## STATED EXERCISE
The entries below are to be written out again without alteration.

Data items
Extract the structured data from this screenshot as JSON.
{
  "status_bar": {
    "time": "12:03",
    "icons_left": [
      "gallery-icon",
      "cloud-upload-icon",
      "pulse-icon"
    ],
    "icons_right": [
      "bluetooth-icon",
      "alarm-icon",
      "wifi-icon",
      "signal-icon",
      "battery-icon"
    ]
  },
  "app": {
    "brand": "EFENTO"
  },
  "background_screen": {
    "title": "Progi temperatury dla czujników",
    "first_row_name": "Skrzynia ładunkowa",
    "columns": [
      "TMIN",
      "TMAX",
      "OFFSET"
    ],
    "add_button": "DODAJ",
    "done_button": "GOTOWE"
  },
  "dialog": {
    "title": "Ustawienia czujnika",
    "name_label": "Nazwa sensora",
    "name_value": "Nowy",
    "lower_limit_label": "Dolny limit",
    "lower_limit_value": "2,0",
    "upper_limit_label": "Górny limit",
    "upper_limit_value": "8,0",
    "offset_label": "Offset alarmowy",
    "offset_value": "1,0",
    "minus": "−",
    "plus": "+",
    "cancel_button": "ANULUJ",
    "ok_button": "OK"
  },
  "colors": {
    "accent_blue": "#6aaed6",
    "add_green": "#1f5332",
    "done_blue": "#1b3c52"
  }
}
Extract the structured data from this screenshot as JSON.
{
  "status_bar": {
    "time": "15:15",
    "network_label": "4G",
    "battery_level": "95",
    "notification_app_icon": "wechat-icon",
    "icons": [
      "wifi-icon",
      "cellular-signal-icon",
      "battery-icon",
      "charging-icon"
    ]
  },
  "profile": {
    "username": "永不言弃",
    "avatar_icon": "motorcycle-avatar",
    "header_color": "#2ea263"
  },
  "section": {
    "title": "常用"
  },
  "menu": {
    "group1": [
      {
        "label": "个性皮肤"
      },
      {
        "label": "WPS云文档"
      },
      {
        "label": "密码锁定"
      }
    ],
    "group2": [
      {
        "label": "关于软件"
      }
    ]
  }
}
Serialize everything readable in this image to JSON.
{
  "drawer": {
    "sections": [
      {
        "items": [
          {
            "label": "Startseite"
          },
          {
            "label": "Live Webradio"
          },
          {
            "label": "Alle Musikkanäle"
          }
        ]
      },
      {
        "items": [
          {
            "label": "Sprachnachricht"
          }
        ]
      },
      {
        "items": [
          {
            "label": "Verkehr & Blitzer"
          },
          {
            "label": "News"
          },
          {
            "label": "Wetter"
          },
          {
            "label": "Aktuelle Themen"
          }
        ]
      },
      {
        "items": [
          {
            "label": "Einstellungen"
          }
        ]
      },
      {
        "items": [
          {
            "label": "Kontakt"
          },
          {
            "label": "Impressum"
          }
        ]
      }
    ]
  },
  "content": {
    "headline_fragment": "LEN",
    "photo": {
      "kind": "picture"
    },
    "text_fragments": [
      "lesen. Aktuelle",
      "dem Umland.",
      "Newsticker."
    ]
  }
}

## EXPECTED OUTPUT
Extract the structured data from this screenshot as JSON.
{
  "status_bar": {
    "time": "12:03",
    "icons_left": [
      "gallery-icon",
      "cloud-upload-icon",
      "pulse-icon"
    ],
    "icons_right": [
      "bluetooth-icon",
      "alarm-icon",
      "wifi-icon",
      "signal-icon",
      "battery-icon"
    ]
  },
  "app": {
    "brand": "EFENTO"
  },
  "background_screen": {
    "title": "Progi temperatury dla czujników",
    "first_row_name": "Skrzynia ładunkowa",
    "columns": [
      "TMIN",
      "TMAX",
      "OFFSET"
    ],
    "add_button": "DODAJ",
    "done_button": "GOTOWE"
  },
  "dialog": {
    "title": "Ustawienia czujnika",
    "name_label": "Nazwa sensora",
    "name_value": "Nowy",
    "lower_limit_label": "Dolny limit",
    "lower_limit_value": "2,0",
    "upper_limit_label": "Górny limit",
    "upper_limit_value": "8,0",
    "offset_label": "Offset alarmowy",
    "offset_value": "1,0",
    "minus": "−",
    "plus": "+",
    "cancel_button": "ANULUJ",
    "ok_button": "OK"
  },
  "colors": {
    "accent_blue": "#6aaed6",
    "add_green": "#1f5332",
    "done_blue": "#1b3c52"
  }
}
Extract the structured data from this screenshot as JSON.
{
  "status_bar": {
    "time": "15:15",
    "network_label": "4G",
    "battery_level": "95",
    "notification_app_icon": "wechat-icon",
    "icons": [
      "wifi-icon",
      "cellular-signal-icon",
      "battery-icon",
      "charging-icon"
    ]
  },
  "profile": {
    "username": "永不言弃",
    "avatar_icon": "motorcycle-avatar",
    "header_color": "#2ea263"
  },
  "section": {
    "title": "常用"
  },
  "menu": {
    "group1": [
      {
        "label": "个性皮肤"
      },
      {
        "label": "WPS云文档"
      },
      {
        "label": "密码锁定"
      }
    ],
    "group2": [
      {
        "label": "关于软件"
      }
    ]
  }
}
Serialize everything readable in this image to JSON.
{
  "drawer": {
    "sections": [
      {
        "items": [
          {
            "label": "Startseite"
          },
          {
            "label": "Live Webradio"
          },
          {
            "label": "Alle Musikkanäle"
          }
        ]
      },
      {
        "items": [
          {
            "label": "Sprachnachricht"
          }
        ]
      },
      {
        "items": [
          {
            "label": "Verkehr & Blitzer"
          },
          {
            "label": "News"
          },
          {
            "label": "Wetter"
          },
          {
            "label": "Aktuelle Themen"
          }
        ]
      },
      {
        "items": [
          {
            "label": "Einstellungen"
          }
        ]
      },
      {
        "items": [
          {
            "label": "Kontakt"
          },
          {
            "label": "Impressum"
          }
        ]
      }
    ]
  },
  "content": {
    "headline_fragment": "LEN",
    "photo": {
      "kind": "picture"
    },
    "text_fragments": [
      "lesen. Aktuelle",
      "dem Umland.",
      "Newsticker."
    ]
  }
}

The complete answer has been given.